(Problem):
Exclude the pictures and return every line exactly as written.

[Dataset entries on figures]
++++++++++

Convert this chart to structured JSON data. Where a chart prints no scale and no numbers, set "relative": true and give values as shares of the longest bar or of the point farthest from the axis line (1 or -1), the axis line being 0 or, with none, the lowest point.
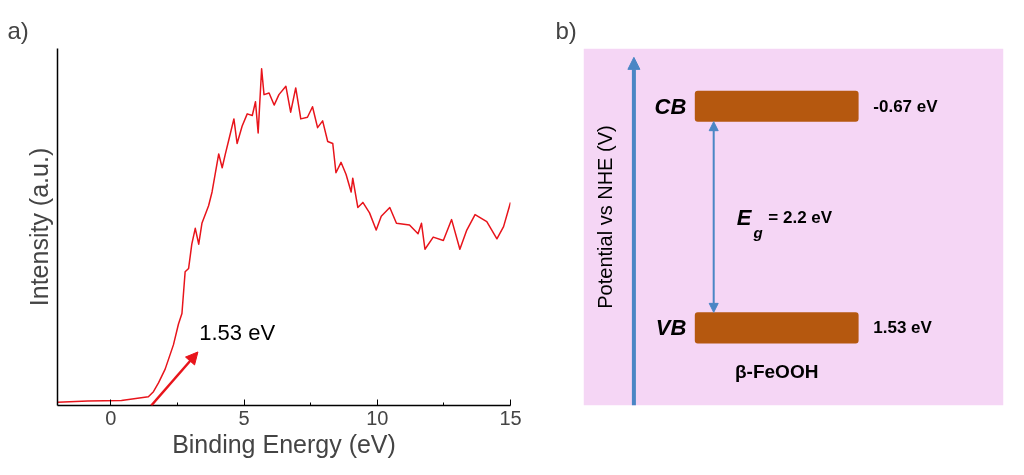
{
  "chart_data": [
    {
      "type": "line",
      "title": "a)",
      "xlabel": "Binding Energy (eV)",
      "ylabel": "Intensity (a.u.)",
      "relative": true,
      "tick_labels": "x",
      "color": "#e8141b",
      "xlim": [
        -2,
        15
      ],
      "xticks": [
        0,
        5,
        10,
        15
      ],
      "x": [
        -2.0,
        -0.86,
        0.4,
        1.41,
        1.6,
        1.79,
        2.04,
        2.35,
        2.54,
        2.67,
        2.79,
        2.92,
        3.04,
        3.17,
        3.3,
        3.42,
        3.67,
        3.8,
        4.05,
        4.18,
        4.3,
        4.43,
        4.62,
        4.74,
        4.93,
        5.12,
        5.31,
        5.43,
        5.53,
        5.66,
        5.75,
        5.94,
        6.13,
        6.31,
        6.57,
        6.75,
        6.94,
        7.13,
        7.38,
        7.57,
        7.76,
        7.95,
        8.14,
        8.33,
        8.45,
        8.64,
        8.83,
        9.02,
        9.08,
        9.27,
        9.46,
        9.71,
        9.96,
        10.15,
        10.47,
        10.72,
        11.21,
        11.53,
        11.66,
        11.79,
        12.1,
        12.48,
        12.79,
        13.1,
        13.36,
        13.67,
        14.11,
        14.49,
        14.74,
        15.0
      ],
      "values": [
        0.01,
        0.013,
        0.015,
        0.026,
        0.041,
        0.067,
        0.108,
        0.18,
        0.242,
        0.273,
        0.397,
        0.407,
        0.479,
        0.526,
        0.479,
        0.541,
        0.593,
        0.634,
        0.747,
        0.706,
        0.747,
        0.789,
        0.851,
        0.778,
        0.83,
        0.866,
        0.861,
        0.902,
        0.809,
        1.0,
        0.923,
        0.928,
        0.892,
        0.923,
        0.948,
        0.871,
        0.943,
        0.851,
        0.856,
        0.887,
        0.825,
        0.845,
        0.784,
        0.778,
        0.691,
        0.722,
        0.686,
        0.634,
        0.675,
        0.588,
        0.603,
        0.572,
        0.521,
        0.562,
        0.588,
        0.541,
        0.536,
        0.51,
        0.541,
        0.464,
        0.5,
        0.49,
        0.552,
        0.464,
        0.521,
        0.567,
        0.546,
        0.495,
        0.531,
        0.603
      ],
      "annotations": [
        "1.53 eV"
      ]
    },
    {
      "type": "other",
      "title": "b)",
      "ylabel": "Potential vs NHE (V)",
      "categories": [
        "CB",
        "VB"
      ],
      "values": [
        -0.67,
        1.53
      ],
      "value_labels": [
        "-0.67 eV",
        "1.53 eV"
      ],
      "annotations": [
        "E$_{g}$ = 2.2 eV",
        "β-FeOOH"
      ]
    }
  ]
}
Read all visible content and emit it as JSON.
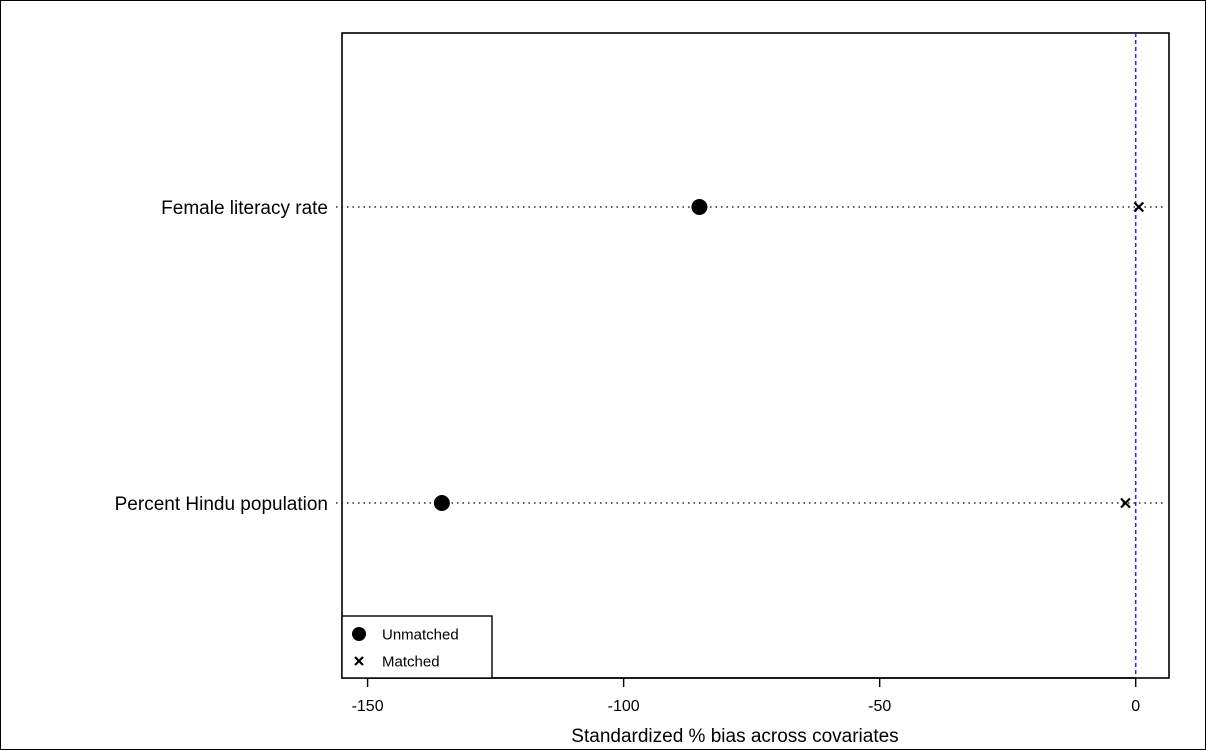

++++++++++

(Answer to this exercise):
Convert this chart to structured JSON data. Where a chart prints no scale and no numbers, set "relative": true and give values as shares of the longest bar or of the point farthest from the axis line (1 or -1), the axis line being 0 or, with none, the lowest point.
{
  "chart_data": [
    {
      "type": "line",
      "title": "a)",
      "xlabel": "Binding Energy (eV)",
      "ylabel": "Intensity (a.u.)",
      "relative": true,
      "tick_labels": "x",
      "color": "#e8141b",
      "xlim": [
        -2,
        15
      ],
      "xticks": [
        0,
        5,
        10,
        15
      ],
      "x": [
        -2.0,
        -0.86,
        0.4,
        1.41,
        1.6,
        1.79,
        2.04,
        2.35,
        2.54,
        2.67,
        2.79,
        2.92,
        3.04,
        3.17,
        3.3,
        3.42,
        3.67,
        3.8,
        4.05,
        4.18,
        4.3,
        4.43,
        4.62,
        4.74,
        4.93,
        5.12,
        5.31,
        5.43,
        5.53,
        5.66,
        5.75,
        5.94,
        6.13,
        6.31,
        6.57,
        6.75,
        6.94,
        7.13,
        7.38,
        7.57,
        7.76,
        7.95,
        8.14,
        8.33,
        8.45,
        8.64,
        8.83,
        9.02,
        9.08,
        9.27,
        9.46,
        9.71,
        9.96,
        10.15,
        10.47,
        10.72,
        11.21,
        11.53,
        11.66,
        11.79,
        12.1,
        12.48,
        12.79,
        13.1,
        13.36,
        13.67,
        14.11,
        14.49,
        14.74,
        15.0
      ],
      "values": [
        0.01,
        0.013,
        0.015,
        0.026,
        0.041,
        0.067,
        0.108,
        0.18,
        0.242,
        0.273,
        0.397,
        0.407,
        0.479,
        0.526,
        0.479,
        0.541,
        0.593,
        0.634,
        0.747,
        0.706,
        0.747,
        0.789,
        0.851,
        0.778,
        0.83,
        0.866,
        0.861,
        0.902,
        0.809,
        1.0,
        0.923,
        0.928,
        0.892,
        0.923,
        0.948,
        0.871,
        0.943,
        0.851,
        0.856,
        0.887,
        0.825,
        0.845,
        0.784,
        0.778,
        0.691,
        0.722,
        0.686,
        0.634,
        0.675,
        0.588,
        0.603,
        0.572,
        0.521,
        0.562,
        0.588,
        0.541,
        0.536,
        0.51,
        0.541,
        0.464,
        0.5,
        0.49,
        0.552,
        0.464,
        0.521,
        0.567,
        0.546,
        0.495,
        0.531,
        0.603
      ],
      "annotations": [
        "1.53 eV"
      ]
    },
    {
      "type": "other",
      "title": "b)",
      "ylabel": "Potential vs NHE (V)",
      "categories": [
        "CB",
        "VB"
      ],
      "values": [
        -0.67,
        1.53
      ],
      "value_labels": [
        "-0.67 eV",
        "1.53 eV"
      ],
      "annotations": [
        "E$_{g}$ = 2.2 eV",
        "β-FeOOH"
      ]
    }
  ]
}
Read all visible content and emit it as JSON.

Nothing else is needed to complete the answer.